PROBLEM DESCRIPTION
Pull out every line containing the string "zbieranie".

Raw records
++++
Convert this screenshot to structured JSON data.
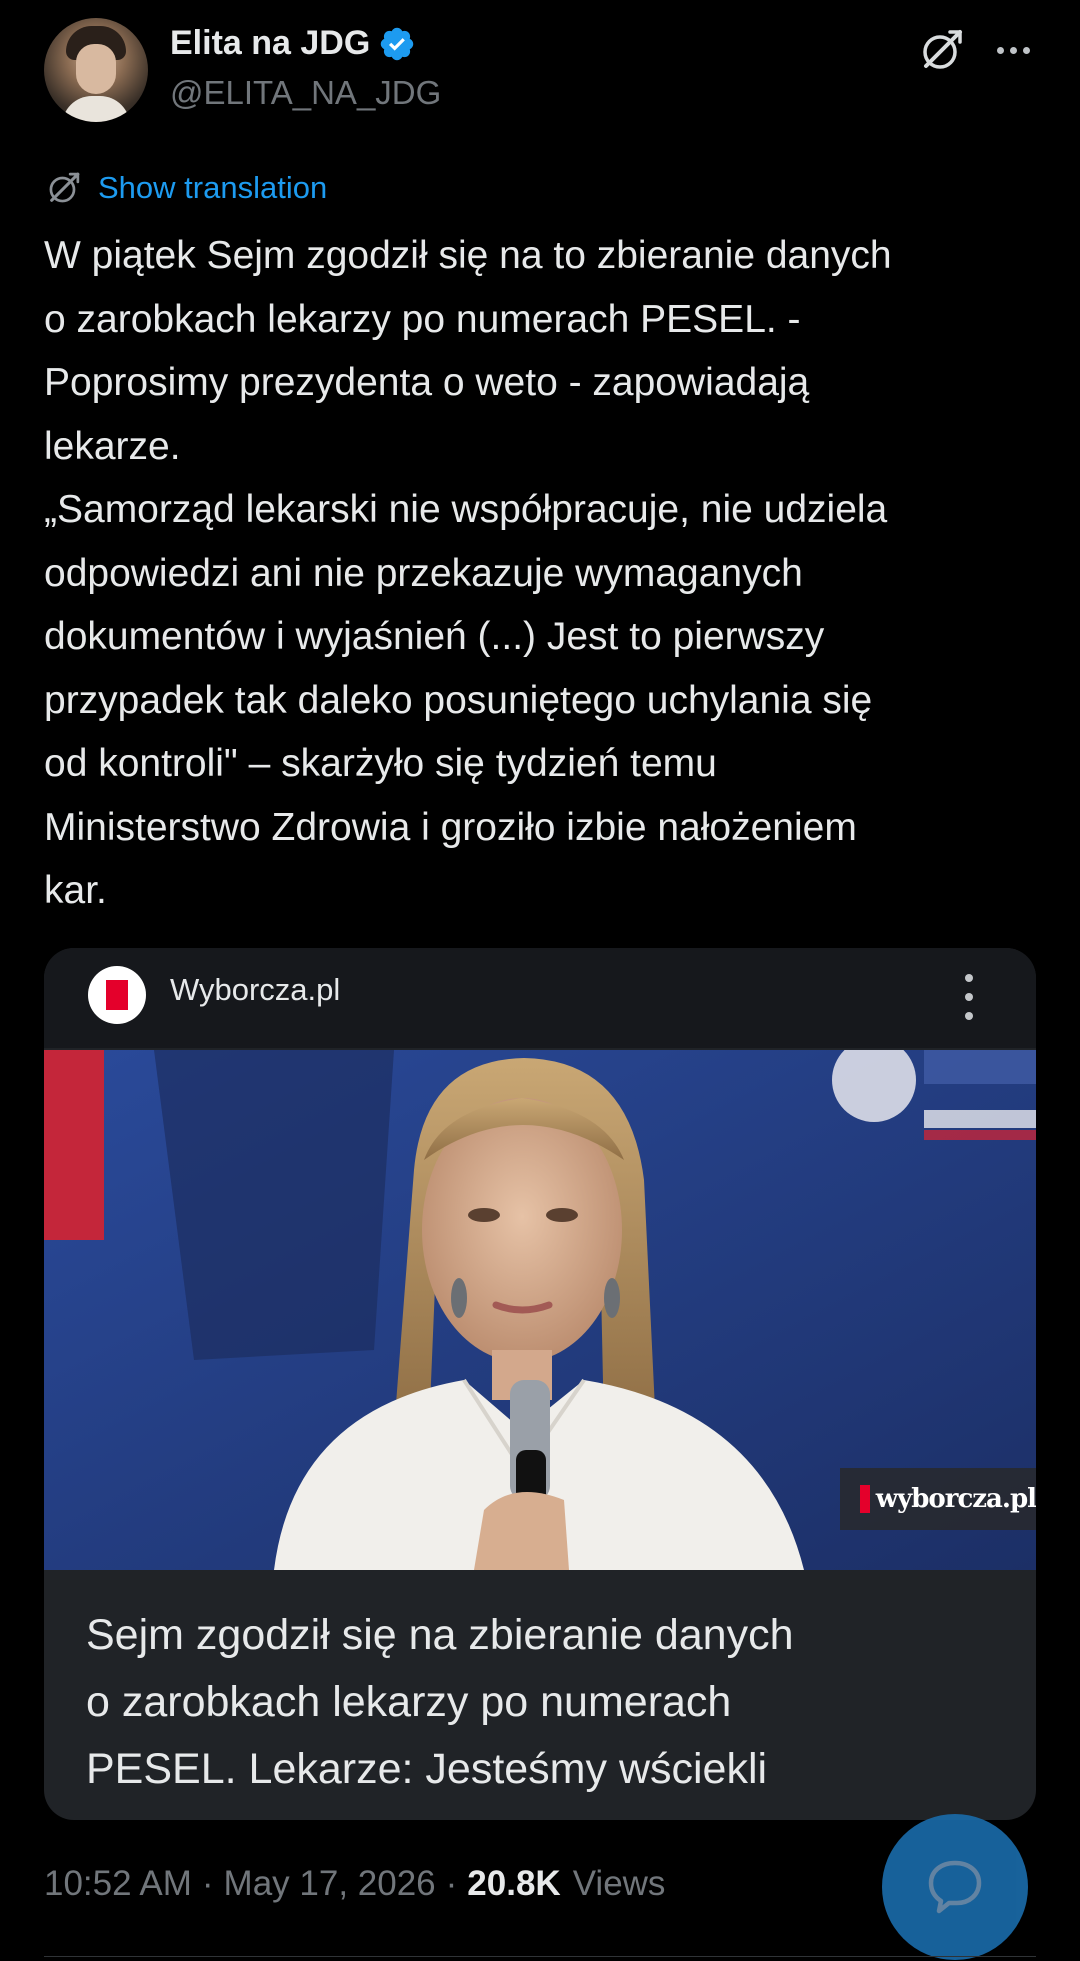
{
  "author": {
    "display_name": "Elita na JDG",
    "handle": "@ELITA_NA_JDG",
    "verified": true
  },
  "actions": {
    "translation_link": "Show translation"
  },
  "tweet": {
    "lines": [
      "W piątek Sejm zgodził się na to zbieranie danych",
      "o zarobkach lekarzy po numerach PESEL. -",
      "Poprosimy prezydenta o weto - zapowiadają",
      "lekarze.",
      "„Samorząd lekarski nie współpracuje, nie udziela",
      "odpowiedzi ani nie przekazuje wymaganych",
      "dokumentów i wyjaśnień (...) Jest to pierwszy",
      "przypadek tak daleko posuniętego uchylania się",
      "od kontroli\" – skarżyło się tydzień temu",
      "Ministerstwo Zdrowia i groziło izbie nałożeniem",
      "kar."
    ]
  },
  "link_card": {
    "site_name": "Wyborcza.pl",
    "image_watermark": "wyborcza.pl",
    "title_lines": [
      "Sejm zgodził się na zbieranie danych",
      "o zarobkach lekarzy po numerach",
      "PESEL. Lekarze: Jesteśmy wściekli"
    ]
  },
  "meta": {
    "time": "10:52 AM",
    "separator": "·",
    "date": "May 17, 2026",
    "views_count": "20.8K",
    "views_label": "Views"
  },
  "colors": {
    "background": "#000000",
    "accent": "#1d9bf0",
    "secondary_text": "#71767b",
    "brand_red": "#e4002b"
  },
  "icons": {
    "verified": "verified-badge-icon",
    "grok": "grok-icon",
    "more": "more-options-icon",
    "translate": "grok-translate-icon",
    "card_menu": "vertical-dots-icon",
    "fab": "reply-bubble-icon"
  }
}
++++
WRITTEN SOLUTION
      "W piątek Sejm zgodził się na to zbieranie danych",
      "Sejm zgodził się na zbieranie danych",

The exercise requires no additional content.